** START **
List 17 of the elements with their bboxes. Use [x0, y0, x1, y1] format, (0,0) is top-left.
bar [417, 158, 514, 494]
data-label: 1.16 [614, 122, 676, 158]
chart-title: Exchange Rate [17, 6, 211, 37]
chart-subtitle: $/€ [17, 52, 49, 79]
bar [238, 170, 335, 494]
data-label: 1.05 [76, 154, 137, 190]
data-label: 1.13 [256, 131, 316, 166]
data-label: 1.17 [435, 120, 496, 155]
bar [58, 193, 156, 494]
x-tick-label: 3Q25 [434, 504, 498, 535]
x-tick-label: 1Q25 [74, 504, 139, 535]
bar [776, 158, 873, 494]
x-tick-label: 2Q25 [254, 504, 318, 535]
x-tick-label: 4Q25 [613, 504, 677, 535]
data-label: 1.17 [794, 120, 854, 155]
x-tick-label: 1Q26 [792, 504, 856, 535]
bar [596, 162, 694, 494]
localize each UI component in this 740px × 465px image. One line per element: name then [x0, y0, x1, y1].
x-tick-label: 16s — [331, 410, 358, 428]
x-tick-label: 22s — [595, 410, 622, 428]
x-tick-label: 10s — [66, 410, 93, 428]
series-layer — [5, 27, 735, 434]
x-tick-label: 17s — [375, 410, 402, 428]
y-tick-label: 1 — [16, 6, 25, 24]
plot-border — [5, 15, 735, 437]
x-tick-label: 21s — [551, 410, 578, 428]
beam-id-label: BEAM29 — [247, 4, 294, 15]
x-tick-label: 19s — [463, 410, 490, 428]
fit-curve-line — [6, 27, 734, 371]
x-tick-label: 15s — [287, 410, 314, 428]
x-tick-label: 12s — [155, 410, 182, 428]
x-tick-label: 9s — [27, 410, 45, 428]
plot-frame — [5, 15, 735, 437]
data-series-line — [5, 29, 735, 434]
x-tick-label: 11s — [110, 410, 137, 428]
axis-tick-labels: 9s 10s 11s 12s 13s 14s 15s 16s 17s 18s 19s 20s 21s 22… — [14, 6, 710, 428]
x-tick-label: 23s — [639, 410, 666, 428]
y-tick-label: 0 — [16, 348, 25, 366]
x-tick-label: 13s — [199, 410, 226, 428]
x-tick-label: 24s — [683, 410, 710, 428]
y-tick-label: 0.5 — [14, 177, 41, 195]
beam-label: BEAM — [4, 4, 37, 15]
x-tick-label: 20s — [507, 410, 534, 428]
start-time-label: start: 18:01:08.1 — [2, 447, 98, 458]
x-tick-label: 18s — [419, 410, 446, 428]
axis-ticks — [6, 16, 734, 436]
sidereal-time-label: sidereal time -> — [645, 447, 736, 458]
** END **
**DIRECTIONS FOR THIS TASK**
Please convert every line of the rows above into a JSON list of strings, one string per line, and leave out any blank lines.

**RESULT FOR THIS TASK**
[
  "List 17 of the elements with their bboxes. Use [x0, y0, x1, y1] format, (0,0) is top-left.",
  "bar [417, 158, 514, 494]",
  "data-label: 1.16 [614, 122, 676, 158]",
  "chart-title: Exchange Rate [17, 6, 211, 37]",
  "chart-subtitle: $/€ [17, 52, 49, 79]",
  "bar [238, 170, 335, 494]",
  "data-label: 1.05 [76, 154, 137, 190]",
  "data-label: 1.13 [256, 131, 316, 166]",
  "data-label: 1.17 [435, 120, 496, 155]",
  "bar [58, 193, 156, 494]",
  "x-tick-label: 3Q25 [434, 504, 498, 535]",
  "x-tick-label: 1Q25 [74, 504, 139, 535]",
  "bar [776, 158, 873, 494]",
  "x-tick-label: 2Q25 [254, 504, 318, 535]",
  "x-tick-label: 4Q25 [613, 504, 677, 535]",
  "data-label: 1.17 [794, 120, 854, 155]",
  "x-tick-label: 1Q26 [792, 504, 856, 535]",
  "bar [596, 162, 694, 494]",
  "localize each UI component in this 740px × 465px image. One line per element: name then [x0, y0, x1, y1].",
  "x-tick-label: 16s — [331, 410, 358, 428]",
  "x-tick-label: 22s — [595, 410, 622, 428]",
  "x-tick-label: 10s — [66, 410, 93, 428]",
  "series-layer — [5, 27, 735, 434]",
  "x-tick-label: 17s — [375, 410, 402, 428]",
  "y-tick-label: 1 — [16, 6, 25, 24]",
  "plot-border — [5, 15, 735, 437]",
  "x-tick-label: 21s — [551, 410, 578, 428]",
  "beam-id-label: BEAM29 — [247, 4, 294, 15]",
  "x-tick-label: 19s — [463, 410, 490, 428]",
  "fit-curve-line — [6, 27, 734, 371]",
  "x-tick-label: 15s — [287, 410, 314, 428]",
  "x-tick-label: 12s — [155, 410, 182, 428]",
  "x-tick-label: 9s — [27, 410, 45, 428]",
  "plot-frame — [5, 15, 735, 437]",
  "data-series-line — [5, 29, 735, 434]",
  "x-tick-label: 11s — [110, 410, 137, 428]",
  "axis-tick-labels: 9s 10s 11s 12s 13s 14s 15s 16s 17s 18s 19s 20s 21s 22… — [14, 6, 710, 428]",
  "x-tick-label: 23s — [639, 410, 666, 428]",
  "y-tick-label: 0 — [16, 348, 25, 366]",
  "x-tick-label: 13s — [199, 410, 226, 428]",
  "x-tick-label: 24s — [683, 410, 710, 428]",
  "y-tick-label: 0.5 — [14, 177, 41, 195]",
  "beam-label: BEAM — [4, 4, 37, 15]",
  "x-tick-label: 20s — [507, 410, 534, 428]",
  "start-time-label: start: 18:01:08.1 — [2, 447, 98, 458]",
  "x-tick-label: 18s — [419, 410, 446, 428]",
  "axis-ticks — [6, 16, 734, 436]",
  "sidereal-time-label: sidereal time -> — [645, 447, 736, 458]"
]